— start DATA SHOWN —
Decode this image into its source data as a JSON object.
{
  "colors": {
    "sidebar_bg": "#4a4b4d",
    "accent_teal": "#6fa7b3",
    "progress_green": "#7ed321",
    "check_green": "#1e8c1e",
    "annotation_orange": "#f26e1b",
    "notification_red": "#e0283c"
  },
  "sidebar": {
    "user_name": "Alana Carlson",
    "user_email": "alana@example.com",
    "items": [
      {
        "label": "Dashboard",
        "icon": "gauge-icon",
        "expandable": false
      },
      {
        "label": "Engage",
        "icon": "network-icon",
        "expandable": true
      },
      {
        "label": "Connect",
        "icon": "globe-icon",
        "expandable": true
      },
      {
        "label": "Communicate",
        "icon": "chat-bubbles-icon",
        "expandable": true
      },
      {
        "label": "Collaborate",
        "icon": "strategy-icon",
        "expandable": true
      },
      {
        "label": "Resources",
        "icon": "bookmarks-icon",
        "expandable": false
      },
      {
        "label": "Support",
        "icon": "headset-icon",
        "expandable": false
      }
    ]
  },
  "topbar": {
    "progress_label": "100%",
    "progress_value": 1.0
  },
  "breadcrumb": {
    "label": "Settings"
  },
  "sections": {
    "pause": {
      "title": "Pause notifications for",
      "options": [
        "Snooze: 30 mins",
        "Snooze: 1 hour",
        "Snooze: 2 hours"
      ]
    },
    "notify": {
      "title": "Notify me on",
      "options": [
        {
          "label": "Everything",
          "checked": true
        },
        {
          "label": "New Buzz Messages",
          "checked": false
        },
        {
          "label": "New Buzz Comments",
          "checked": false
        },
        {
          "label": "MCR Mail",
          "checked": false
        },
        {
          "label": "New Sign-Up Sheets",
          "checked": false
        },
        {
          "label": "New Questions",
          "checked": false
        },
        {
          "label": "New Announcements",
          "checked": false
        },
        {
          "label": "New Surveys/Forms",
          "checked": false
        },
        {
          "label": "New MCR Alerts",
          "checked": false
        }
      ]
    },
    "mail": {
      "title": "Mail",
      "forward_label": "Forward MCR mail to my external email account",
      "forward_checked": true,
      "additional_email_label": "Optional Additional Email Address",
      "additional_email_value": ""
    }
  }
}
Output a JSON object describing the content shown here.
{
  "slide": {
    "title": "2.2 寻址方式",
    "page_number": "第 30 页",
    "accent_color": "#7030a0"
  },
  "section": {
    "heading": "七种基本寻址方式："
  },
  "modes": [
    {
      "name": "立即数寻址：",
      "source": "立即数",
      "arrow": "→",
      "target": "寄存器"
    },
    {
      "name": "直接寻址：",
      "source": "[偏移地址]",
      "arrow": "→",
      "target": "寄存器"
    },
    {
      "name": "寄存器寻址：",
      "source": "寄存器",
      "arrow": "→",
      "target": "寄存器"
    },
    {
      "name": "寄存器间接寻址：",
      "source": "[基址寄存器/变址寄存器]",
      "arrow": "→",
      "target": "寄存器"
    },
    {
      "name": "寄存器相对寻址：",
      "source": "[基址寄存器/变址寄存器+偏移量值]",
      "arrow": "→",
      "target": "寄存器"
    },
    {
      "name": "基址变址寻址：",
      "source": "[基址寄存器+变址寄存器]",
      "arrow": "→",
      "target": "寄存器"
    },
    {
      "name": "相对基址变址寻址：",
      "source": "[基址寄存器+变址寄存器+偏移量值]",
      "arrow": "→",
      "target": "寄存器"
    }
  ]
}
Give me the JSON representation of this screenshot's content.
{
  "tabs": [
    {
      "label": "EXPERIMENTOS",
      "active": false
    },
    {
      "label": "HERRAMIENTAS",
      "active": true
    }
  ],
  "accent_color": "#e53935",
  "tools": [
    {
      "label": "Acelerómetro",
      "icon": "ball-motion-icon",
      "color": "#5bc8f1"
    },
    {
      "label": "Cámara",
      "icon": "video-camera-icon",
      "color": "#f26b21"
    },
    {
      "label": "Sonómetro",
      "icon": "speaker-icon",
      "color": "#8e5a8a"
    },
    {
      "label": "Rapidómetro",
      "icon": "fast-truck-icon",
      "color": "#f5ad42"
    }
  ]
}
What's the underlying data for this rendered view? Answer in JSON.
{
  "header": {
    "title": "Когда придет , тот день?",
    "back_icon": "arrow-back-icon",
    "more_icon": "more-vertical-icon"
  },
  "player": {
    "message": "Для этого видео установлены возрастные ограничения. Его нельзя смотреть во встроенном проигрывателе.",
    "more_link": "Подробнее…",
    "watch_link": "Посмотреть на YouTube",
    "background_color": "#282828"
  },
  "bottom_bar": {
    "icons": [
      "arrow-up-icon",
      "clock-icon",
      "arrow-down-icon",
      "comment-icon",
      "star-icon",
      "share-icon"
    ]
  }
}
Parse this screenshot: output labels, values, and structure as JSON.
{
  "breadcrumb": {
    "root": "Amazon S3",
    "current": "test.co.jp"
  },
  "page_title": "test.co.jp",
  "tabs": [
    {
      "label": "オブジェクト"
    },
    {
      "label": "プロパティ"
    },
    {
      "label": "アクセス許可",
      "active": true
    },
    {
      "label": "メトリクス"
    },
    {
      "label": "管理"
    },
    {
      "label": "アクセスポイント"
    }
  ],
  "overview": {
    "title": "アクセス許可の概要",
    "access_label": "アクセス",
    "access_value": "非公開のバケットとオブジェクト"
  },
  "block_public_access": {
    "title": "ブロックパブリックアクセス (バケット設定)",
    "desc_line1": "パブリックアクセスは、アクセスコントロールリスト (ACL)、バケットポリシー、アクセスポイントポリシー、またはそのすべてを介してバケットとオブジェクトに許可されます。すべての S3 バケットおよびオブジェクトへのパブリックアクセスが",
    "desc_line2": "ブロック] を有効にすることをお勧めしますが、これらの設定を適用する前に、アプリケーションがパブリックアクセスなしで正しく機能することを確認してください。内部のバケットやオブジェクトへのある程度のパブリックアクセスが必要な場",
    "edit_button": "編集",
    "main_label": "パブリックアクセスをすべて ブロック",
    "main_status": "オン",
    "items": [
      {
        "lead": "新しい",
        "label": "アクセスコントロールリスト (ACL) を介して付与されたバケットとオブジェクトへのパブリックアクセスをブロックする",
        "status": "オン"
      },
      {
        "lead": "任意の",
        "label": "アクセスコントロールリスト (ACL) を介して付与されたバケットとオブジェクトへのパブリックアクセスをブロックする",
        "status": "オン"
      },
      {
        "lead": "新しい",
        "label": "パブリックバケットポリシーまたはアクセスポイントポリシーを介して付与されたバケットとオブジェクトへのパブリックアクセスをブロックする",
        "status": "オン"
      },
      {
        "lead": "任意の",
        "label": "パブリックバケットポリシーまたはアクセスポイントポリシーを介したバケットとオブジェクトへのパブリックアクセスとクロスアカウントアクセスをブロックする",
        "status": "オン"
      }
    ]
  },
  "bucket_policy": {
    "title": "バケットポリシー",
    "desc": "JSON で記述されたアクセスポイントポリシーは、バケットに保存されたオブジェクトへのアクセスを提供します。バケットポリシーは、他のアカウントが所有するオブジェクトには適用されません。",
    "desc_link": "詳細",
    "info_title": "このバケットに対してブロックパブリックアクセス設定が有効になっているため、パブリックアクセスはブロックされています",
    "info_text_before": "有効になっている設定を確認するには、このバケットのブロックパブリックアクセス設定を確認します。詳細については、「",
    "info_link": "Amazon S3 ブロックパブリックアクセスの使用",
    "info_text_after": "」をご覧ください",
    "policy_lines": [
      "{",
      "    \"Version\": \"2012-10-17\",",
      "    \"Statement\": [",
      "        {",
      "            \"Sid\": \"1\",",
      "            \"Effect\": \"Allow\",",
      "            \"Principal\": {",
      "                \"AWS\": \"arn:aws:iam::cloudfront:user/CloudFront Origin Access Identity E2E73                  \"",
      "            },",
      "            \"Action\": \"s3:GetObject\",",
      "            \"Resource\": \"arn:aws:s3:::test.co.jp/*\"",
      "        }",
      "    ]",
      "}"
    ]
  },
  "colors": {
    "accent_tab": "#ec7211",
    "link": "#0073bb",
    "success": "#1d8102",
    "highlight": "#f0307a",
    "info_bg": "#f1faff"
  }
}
— end DATA SHOWN —
» WHAT YOU NEED TO DO:
In the listing, how many lines hold "screenshot"? Answer with a bare number.

» CORRECT RESULT:
2